▶ _Request_: In the listing below, count the lines containing the string "سألت" and state only the number.

=======

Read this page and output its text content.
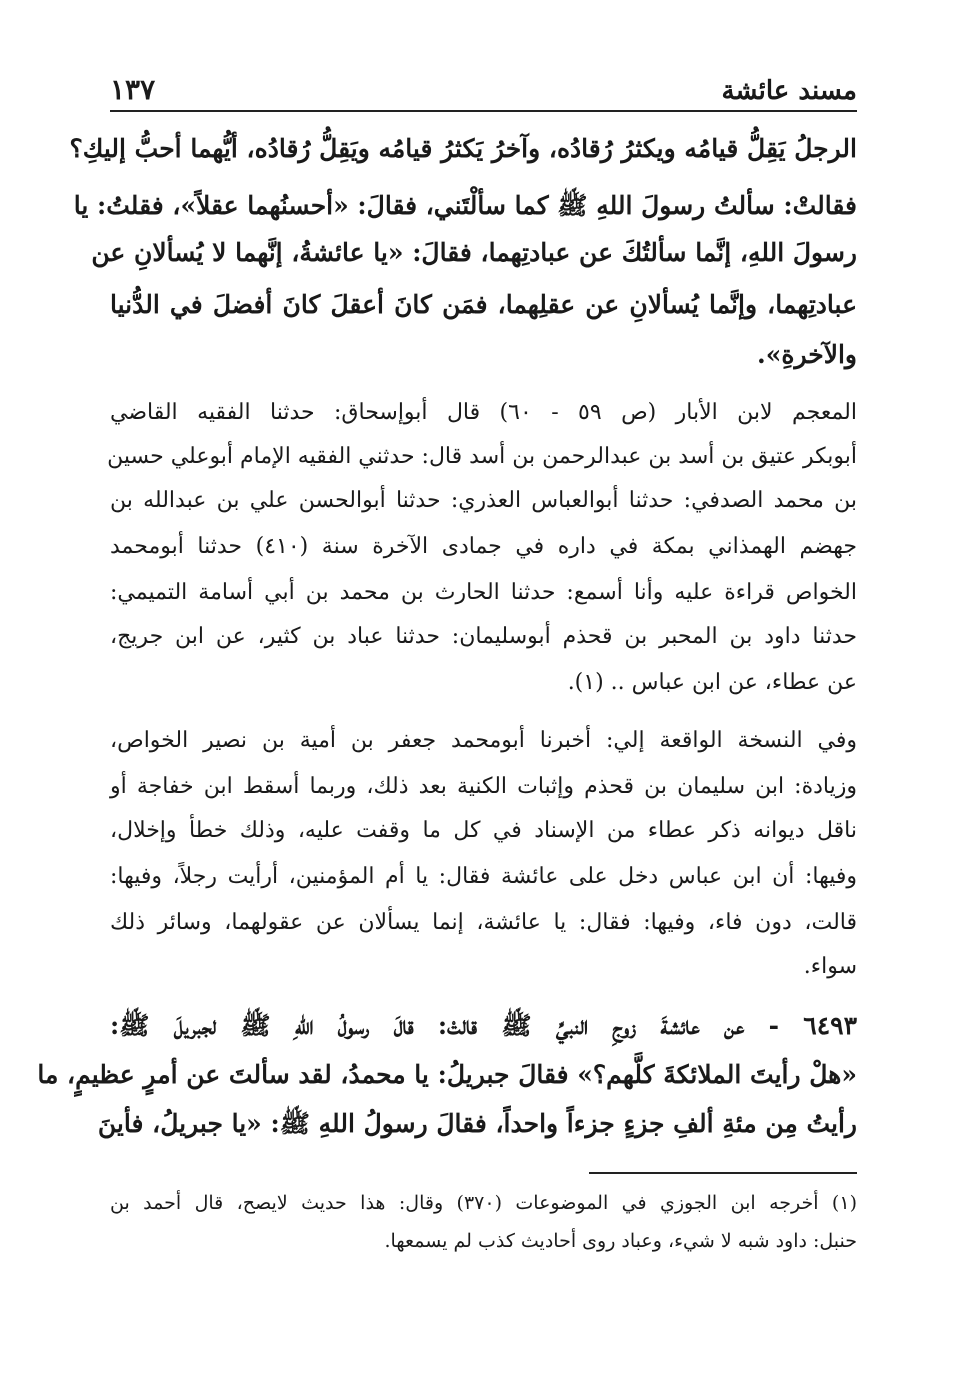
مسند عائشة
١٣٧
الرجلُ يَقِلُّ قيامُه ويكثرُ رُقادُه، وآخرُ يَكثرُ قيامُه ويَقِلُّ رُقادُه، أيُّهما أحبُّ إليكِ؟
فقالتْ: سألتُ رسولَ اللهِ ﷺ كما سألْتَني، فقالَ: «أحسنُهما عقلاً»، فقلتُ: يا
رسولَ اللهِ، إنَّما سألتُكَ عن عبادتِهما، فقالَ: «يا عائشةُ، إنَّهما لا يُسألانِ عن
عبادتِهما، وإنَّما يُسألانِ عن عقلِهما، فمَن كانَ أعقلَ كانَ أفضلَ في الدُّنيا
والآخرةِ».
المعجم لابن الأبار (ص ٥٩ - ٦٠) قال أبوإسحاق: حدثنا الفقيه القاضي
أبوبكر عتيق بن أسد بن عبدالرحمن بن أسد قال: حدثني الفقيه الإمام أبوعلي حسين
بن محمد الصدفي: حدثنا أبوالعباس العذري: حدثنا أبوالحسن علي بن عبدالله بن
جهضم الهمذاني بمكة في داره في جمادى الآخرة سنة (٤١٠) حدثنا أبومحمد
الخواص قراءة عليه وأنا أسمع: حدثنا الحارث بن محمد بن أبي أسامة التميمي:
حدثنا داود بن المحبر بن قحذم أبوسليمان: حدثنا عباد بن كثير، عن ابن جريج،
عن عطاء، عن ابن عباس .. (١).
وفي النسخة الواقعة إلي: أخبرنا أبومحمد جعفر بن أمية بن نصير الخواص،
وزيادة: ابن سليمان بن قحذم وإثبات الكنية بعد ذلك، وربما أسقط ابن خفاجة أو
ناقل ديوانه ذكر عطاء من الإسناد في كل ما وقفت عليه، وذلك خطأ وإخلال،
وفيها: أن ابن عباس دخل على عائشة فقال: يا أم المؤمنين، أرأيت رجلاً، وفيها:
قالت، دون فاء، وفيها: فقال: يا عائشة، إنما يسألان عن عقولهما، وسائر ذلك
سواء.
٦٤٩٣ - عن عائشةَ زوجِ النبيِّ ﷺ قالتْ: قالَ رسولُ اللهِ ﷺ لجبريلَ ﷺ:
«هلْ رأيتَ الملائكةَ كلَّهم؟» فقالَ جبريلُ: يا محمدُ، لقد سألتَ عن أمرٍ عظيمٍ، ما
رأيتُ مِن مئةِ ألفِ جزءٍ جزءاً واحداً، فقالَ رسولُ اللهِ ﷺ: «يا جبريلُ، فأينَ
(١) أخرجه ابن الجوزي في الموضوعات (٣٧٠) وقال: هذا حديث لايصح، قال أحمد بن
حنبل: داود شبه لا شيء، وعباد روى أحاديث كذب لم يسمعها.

=======

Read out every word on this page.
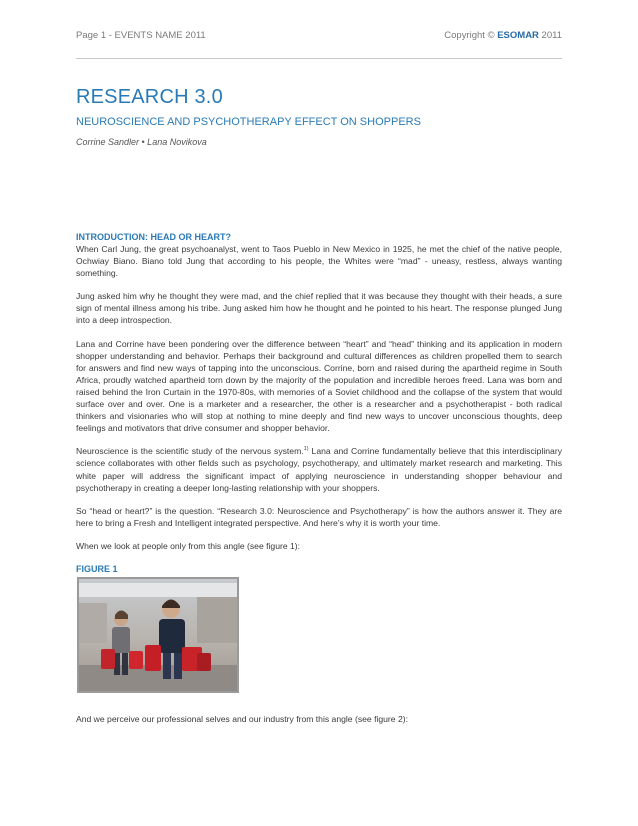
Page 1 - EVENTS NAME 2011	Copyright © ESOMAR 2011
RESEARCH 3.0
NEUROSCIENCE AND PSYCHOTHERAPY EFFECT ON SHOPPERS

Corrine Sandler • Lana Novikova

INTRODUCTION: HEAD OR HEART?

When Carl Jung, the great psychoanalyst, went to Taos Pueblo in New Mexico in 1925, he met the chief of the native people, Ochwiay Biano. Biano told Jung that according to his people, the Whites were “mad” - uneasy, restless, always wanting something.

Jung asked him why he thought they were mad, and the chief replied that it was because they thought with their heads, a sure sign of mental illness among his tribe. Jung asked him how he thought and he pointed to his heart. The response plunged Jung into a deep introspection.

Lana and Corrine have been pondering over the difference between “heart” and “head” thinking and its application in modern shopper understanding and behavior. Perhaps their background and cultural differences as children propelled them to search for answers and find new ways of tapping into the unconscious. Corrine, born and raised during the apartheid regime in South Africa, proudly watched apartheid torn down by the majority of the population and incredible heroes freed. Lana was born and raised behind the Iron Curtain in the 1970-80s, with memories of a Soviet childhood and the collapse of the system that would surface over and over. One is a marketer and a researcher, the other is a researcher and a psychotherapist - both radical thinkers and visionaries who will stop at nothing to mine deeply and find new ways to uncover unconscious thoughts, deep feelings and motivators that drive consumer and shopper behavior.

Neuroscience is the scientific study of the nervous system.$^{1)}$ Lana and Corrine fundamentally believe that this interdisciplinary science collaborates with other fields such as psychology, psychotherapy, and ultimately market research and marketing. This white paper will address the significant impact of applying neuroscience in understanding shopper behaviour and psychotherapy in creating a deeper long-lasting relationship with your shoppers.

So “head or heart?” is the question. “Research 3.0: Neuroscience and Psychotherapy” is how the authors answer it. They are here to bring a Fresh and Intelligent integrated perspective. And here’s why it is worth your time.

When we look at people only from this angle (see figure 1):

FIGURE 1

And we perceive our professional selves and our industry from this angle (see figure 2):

=======

▶ _Exercise response_: 3